EXERCISE REQUIREMENTS
Which lines have the string "καθενός"? Copy all of them from the entries below.

(Collected data)
Start

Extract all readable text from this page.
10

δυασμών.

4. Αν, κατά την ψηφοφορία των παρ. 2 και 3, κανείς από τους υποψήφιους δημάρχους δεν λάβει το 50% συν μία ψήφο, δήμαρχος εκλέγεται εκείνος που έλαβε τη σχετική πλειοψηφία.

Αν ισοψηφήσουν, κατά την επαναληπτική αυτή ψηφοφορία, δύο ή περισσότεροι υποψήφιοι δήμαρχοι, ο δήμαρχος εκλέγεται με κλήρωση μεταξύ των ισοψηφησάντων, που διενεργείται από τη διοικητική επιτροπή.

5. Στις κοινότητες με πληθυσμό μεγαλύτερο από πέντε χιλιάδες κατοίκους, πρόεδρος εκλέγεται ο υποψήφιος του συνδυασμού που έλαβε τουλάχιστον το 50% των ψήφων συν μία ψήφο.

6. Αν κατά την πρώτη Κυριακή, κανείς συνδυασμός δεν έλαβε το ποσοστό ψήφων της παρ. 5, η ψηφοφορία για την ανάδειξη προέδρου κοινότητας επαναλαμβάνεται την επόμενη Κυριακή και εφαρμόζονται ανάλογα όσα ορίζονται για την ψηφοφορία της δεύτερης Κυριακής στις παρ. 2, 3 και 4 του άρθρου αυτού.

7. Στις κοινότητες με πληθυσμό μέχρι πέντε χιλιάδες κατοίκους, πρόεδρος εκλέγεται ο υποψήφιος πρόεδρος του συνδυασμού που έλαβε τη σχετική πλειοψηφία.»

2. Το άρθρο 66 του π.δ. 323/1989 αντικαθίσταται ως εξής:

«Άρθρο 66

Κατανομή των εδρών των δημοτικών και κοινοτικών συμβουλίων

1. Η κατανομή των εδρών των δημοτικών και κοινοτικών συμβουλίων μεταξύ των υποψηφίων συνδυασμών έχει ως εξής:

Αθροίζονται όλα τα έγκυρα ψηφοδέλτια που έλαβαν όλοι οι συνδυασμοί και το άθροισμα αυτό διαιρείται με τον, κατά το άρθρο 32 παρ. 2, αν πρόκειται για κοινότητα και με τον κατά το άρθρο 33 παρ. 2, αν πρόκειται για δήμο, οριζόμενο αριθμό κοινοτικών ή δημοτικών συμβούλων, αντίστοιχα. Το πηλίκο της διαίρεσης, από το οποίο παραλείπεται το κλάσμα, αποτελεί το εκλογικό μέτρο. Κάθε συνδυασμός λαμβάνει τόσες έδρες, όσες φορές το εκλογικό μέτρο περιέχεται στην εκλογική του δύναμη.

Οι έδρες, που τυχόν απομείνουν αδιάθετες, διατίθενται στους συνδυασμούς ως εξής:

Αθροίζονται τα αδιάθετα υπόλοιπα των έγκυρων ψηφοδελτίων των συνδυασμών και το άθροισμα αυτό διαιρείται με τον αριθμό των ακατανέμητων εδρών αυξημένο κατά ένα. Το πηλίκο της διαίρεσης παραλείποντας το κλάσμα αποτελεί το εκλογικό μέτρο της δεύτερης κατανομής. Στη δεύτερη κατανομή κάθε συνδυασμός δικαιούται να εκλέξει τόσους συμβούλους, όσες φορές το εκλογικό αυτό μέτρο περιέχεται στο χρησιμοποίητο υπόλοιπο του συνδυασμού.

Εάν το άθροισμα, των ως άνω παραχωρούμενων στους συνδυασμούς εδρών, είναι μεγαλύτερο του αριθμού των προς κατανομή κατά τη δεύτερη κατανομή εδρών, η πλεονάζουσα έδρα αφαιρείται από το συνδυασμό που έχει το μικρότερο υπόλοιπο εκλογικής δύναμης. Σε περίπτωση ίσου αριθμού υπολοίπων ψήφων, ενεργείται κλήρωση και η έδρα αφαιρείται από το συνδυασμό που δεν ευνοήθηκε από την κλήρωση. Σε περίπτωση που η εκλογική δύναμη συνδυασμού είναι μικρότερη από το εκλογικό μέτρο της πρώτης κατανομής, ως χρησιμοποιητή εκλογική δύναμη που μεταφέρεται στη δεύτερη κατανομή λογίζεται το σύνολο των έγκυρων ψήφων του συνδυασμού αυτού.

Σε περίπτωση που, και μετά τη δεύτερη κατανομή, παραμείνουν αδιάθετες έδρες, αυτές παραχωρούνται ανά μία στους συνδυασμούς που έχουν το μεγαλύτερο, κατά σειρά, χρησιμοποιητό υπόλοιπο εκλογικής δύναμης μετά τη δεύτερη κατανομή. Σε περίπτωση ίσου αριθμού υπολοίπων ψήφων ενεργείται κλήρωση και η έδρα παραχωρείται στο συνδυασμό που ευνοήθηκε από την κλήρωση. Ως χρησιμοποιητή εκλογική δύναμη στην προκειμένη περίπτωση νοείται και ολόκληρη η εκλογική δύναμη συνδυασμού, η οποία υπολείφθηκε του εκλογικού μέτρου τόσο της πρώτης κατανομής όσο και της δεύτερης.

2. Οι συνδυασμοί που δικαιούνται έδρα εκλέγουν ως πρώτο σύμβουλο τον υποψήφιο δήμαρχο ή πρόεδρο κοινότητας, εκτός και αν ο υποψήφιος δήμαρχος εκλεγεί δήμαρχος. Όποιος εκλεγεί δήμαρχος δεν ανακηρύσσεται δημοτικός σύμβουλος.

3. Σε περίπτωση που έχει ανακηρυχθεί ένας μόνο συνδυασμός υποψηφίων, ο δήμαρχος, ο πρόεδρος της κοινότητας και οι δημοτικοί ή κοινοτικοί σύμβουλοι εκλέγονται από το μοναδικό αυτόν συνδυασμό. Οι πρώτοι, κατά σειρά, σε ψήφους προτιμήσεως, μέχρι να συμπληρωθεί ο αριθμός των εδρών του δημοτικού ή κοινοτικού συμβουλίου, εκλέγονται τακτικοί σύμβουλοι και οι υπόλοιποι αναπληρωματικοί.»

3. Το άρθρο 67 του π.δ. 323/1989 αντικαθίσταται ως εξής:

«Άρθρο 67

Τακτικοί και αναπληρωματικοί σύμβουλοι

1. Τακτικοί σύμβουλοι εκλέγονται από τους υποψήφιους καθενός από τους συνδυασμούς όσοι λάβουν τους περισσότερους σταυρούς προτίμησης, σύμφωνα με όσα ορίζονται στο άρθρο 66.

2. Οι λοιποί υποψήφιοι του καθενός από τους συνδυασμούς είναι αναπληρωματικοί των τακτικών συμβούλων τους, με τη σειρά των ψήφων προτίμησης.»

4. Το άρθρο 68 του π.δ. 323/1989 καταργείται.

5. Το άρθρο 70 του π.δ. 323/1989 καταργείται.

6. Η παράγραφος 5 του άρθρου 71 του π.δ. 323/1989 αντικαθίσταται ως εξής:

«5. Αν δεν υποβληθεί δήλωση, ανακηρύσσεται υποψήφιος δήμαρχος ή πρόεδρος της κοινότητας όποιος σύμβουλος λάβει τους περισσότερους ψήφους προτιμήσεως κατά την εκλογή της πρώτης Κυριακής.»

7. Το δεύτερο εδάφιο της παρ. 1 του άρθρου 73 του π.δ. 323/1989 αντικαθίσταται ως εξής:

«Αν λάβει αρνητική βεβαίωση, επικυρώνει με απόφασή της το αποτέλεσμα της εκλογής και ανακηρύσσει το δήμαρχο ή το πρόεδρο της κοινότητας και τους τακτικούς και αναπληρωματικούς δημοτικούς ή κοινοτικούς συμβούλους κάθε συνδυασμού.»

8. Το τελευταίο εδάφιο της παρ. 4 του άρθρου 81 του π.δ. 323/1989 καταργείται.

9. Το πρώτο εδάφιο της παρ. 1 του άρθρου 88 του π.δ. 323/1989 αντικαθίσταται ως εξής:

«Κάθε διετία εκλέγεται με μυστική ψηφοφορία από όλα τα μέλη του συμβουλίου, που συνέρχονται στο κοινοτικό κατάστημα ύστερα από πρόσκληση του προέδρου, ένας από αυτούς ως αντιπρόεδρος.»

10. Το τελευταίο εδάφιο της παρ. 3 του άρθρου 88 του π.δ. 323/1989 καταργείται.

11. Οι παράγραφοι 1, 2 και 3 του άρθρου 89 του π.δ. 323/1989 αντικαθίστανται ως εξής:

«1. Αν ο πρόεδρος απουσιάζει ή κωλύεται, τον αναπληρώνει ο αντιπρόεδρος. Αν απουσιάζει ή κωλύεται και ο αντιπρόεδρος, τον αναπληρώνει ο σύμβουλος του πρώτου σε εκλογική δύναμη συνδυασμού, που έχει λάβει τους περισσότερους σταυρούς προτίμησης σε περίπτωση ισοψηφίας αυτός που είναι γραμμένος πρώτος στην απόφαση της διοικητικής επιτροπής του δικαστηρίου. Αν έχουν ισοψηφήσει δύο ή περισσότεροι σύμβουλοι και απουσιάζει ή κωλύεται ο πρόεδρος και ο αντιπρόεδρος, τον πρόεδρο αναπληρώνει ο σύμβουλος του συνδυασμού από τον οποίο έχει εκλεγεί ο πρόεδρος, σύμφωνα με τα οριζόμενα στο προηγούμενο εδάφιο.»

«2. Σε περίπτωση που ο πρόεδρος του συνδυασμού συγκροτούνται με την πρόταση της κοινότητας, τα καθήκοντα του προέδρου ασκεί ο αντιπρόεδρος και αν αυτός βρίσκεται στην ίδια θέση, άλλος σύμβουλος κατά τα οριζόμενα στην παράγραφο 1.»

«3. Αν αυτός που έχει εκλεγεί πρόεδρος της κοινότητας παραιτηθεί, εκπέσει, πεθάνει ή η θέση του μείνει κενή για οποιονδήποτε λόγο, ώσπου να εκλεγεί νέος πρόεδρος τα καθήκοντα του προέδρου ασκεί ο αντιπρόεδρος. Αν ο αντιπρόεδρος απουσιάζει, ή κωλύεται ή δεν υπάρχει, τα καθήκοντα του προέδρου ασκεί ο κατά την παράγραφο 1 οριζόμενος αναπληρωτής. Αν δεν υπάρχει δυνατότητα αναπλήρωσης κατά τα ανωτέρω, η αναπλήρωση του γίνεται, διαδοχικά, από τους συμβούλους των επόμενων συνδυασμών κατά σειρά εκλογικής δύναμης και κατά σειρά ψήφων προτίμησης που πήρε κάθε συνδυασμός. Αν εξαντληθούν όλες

End

FINISHED TASK
1. Τακτικοί σύμβουλοι εκλέγονται από τους υποψήφιους καθενός από τους συνδυασμούς όσοι λάβουν τους περισσότερους σταυρούς προτίμησης, σύμφωνα με όσα ορίζονται στο άρθρο 66.
2. Οι λοιποί υποψήφιοι του καθενός από τους συνδυασμούς είναι αναπληρωματικοί των τακτικών συμβούλων τους, με τη σειρά των ψήφων προτίμησης.»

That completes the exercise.